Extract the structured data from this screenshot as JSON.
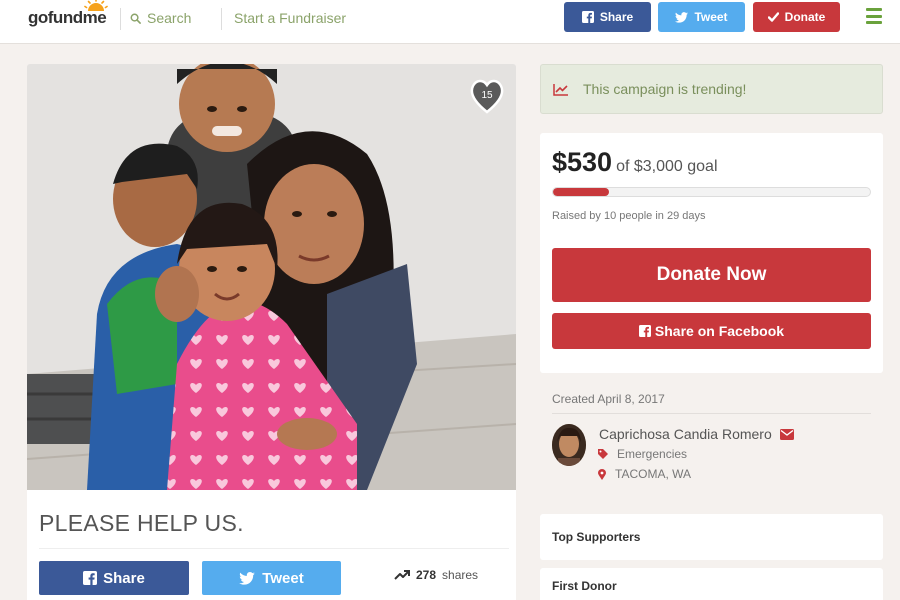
{
  "header": {
    "logo": "gofundme",
    "search_label": "Search",
    "start_label": "Start a Fundraiser",
    "share_label": "Share",
    "tweet_label": "Tweet",
    "donate_label": "Donate"
  },
  "campaign": {
    "heart_count": "15",
    "title": "PLEASE HELP US.",
    "share_label": "Share",
    "tweet_label": "Tweet",
    "shares_count": "278",
    "shares_label": "shares"
  },
  "sidebar": {
    "trending_text": "This campaign is trending!",
    "raised": "$530",
    "goal_text": "of $3,000 goal",
    "progress_fraction": 0.1767,
    "raised_by": "Raised by 10 people in 29 days",
    "donate_now_label": "Donate Now",
    "share_facebook_label": "Share on Facebook",
    "created": "Created April 8, 2017",
    "organizer_name": "Caprichosa Candia Romero",
    "category": "Emergencies",
    "location": "TACOMA, WA",
    "top_supporters": "Top Supporters",
    "first_donor": "First Donor"
  },
  "icons": {
    "search": "search-icon",
    "facebook": "facebook-icon",
    "twitter": "twitter-icon",
    "check": "checkmark-icon",
    "menu": "hamburger-menu-icon",
    "heart": "heart-icon",
    "trend": "trending-icon",
    "mail": "envelope-icon",
    "tag": "tag-icon",
    "pin": "location-pin-icon"
  },
  "colors": {
    "brand_green": "#6aa23c",
    "facebook_blue": "#3b5998",
    "twitter_blue": "#55acee",
    "donate_red": "#c8383c",
    "trending_bg": "#e6ebde"
  }
}
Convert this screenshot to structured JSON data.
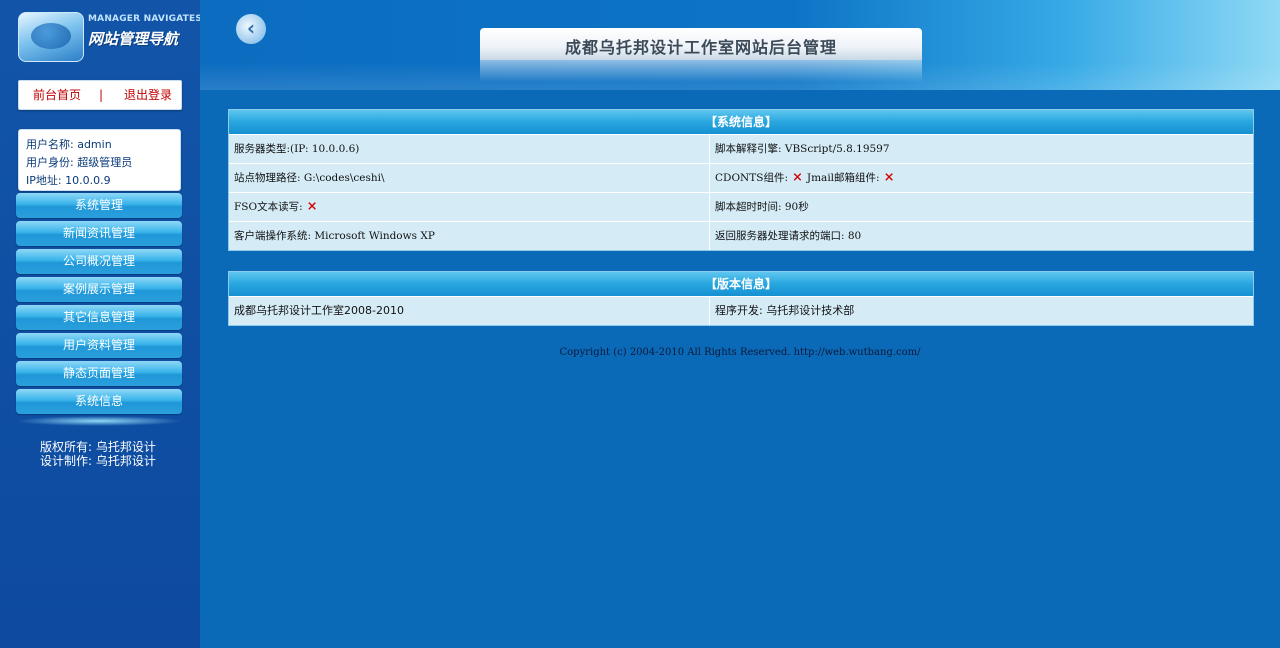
{
  "sidebar": {
    "logo_en": "MANAGER NAVIGATES",
    "logo_cn": "网站管理导航",
    "quick_links": {
      "home": "前台首页",
      "sep": "|",
      "logout": "退出登录"
    },
    "user": {
      "name": "用户名称: admin",
      "role": "用户身份: 超级管理员",
      "ip": "IP地址: 10.0.0.9"
    },
    "menu": [
      "系统管理",
      "新闻资讯管理",
      "公司概况管理",
      "案例展示管理",
      "其它信息管理",
      "用户资料管理",
      "静态页面管理",
      "系统信息"
    ],
    "copyright": [
      "版权所有: 乌托邦设计",
      "设计制作: 乌托邦设计"
    ]
  },
  "header": {
    "title": "成都乌托邦设计工作室网站后台管理",
    "back": "‹"
  },
  "system_info": {
    "heading": "【系统信息】",
    "rows": [
      {
        "left": "服务器类型:(IP: 10.0.0.6)",
        "right": "脚本解释引擎: VBScript/5.8.19597"
      },
      {
        "left": "站点物理路径: G:\\codes\\ceshi\\",
        "right_a": "CDONTS组件:",
        "right_b": "Jmail邮箱组件:"
      },
      {
        "left_a": "FSO文本读写:",
        "right": "脚本超时时间: 90秒"
      },
      {
        "left": "客户端操作系统:  Microsoft Windows XP",
        "right": "返回服务器处理请求的端口: 80"
      }
    ],
    "x_mark": "×"
  },
  "version_info": {
    "heading": "【版本信息】",
    "left": "成都乌托邦设计工作室2008-2010",
    "right": "程序开发: 乌托邦设计技术部"
  },
  "footer": "Copyright (c) 2004-2010 All Rights Reserved.  http://web.wutbang.com/"
}
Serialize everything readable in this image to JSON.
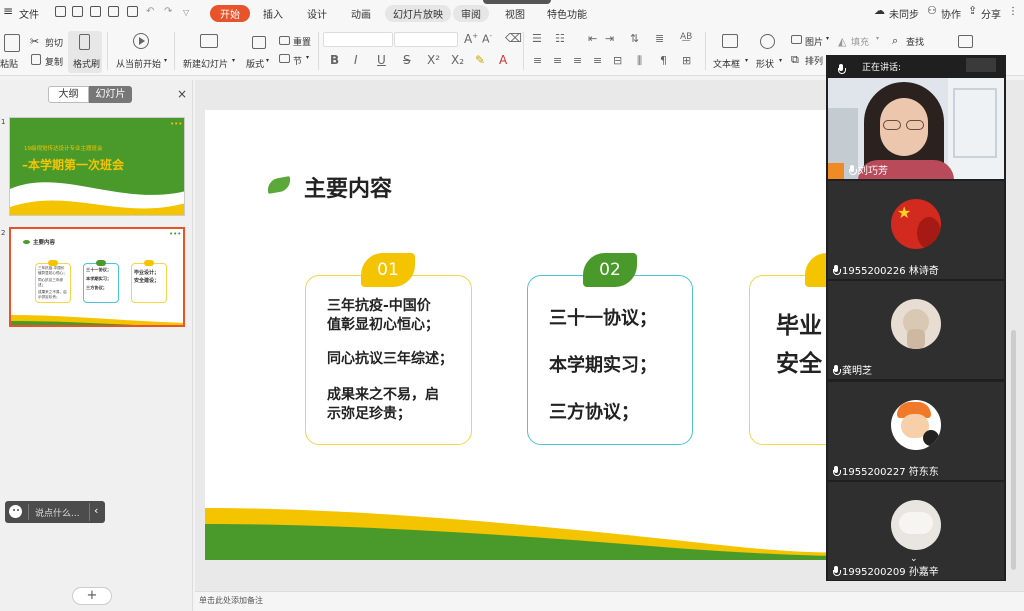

━━━

Exercise instructions
From the material above, reproduce everything verbatim except the pictures.

Answer
Extract the structured data from this screenshot as JSON.
{
  "header": {
    "logo": "gofundme",
    "search_label": "Search",
    "start_label": "Start a Fundraiser",
    "share_label": "Share",
    "tweet_label": "Tweet",
    "donate_label": "Donate"
  },
  "campaign": {
    "heart_count": "15",
    "title": "PLEASE HELP US.",
    "share_label": "Share",
    "tweet_label": "Tweet",
    "shares_count": "278",
    "shares_label": "shares"
  },
  "sidebar": {
    "trending_text": "This campaign is trending!",
    "raised": "$530",
    "goal_text": "of $3,000 goal",
    "progress_fraction": 0.1767,
    "raised_by": "Raised by 10 people in 29 days",
    "donate_now_label": "Donate Now",
    "share_facebook_label": "Share on Facebook",
    "created": "Created April 8, 2017",
    "organizer_name": "Caprichosa Candia Romero",
    "category": "Emergencies",
    "location": "TACOMA, WA",
    "top_supporters": "Top Supporters",
    "first_donor": "First Donor"
  },
  "icons": {
    "search": "search-icon",
    "facebook": "facebook-icon",
    "twitter": "twitter-icon",
    "check": "checkmark-icon",
    "menu": "hamburger-menu-icon",
    "heart": "heart-icon",
    "trend": "trending-icon",
    "mail": "envelope-icon",
    "tag": "tag-icon",
    "pin": "location-pin-icon"
  },
  "colors": {
    "brand_green": "#6aa23c",
    "facebook_blue": "#3b5998",
    "twitter_blue": "#55acee",
    "donate_red": "#c8383c",
    "trending_bg": "#e6ebde"
  }
}
Convert this screenshot to structured JSON data.
{
  "sidebar": {
    "logo_en": "MANAGER NAVIGATES",
    "logo_cn": "网站管理导航",
    "quick_links": {
      "home": "前台首页",
      "sep": "|",
      "logout": "退出登录"
    },
    "user": {
      "name": "用户名称: admin",
      "role": "用户身份: 超级管理员",
      "ip": "IP地址: 10.0.0.9"
    },
    "menu": [
      "系统管理",
      "新闻资讯管理",
      "公司概况管理",
      "案例展示管理",
      "其它信息管理",
      "用户资料管理",
      "静态页面管理",
      "系统信息"
    ],
    "copyright": [
      "版权所有: 乌托邦设计",
      "设计制作: 乌托邦设计"
    ]
  },
  "header": {
    "title": "成都乌托邦设计工作室网站后台管理",
    "back": "‹"
  },
  "system_info": {
    "heading": "【系统信息】",
    "rows": [
      {
        "left": "服务器类型:(IP: 10.0.0.6)",
        "right": "脚本解释引擎: VBScript/5.8.19597"
      },
      {
        "left": "站点物理路径: G:\\codes\\ceshi\\",
        "right_a": "CDONTS组件:",
        "right_b": "Jmail邮箱组件:"
      },
      {
        "left_a": "FSO文本读写:",
        "right": "脚本超时时间: 90秒"
      },
      {
        "left": "客户端操作系统:  Microsoft Windows XP",
        "right": "返回服务器处理请求的端口: 80"
      }
    ],
    "x_mark": "×"
  },
  "version_info": {
    "heading": "【版本信息】",
    "left": "成都乌托邦设计工作室2008-2010",
    "right": "程序开发: 乌托邦设计技术部"
  },
  "footer": "Copyright (c) 2004-2010 All Rights Reserved.  http://web.wutbang.com/"
}
Serialize everything readable in this image to JSON.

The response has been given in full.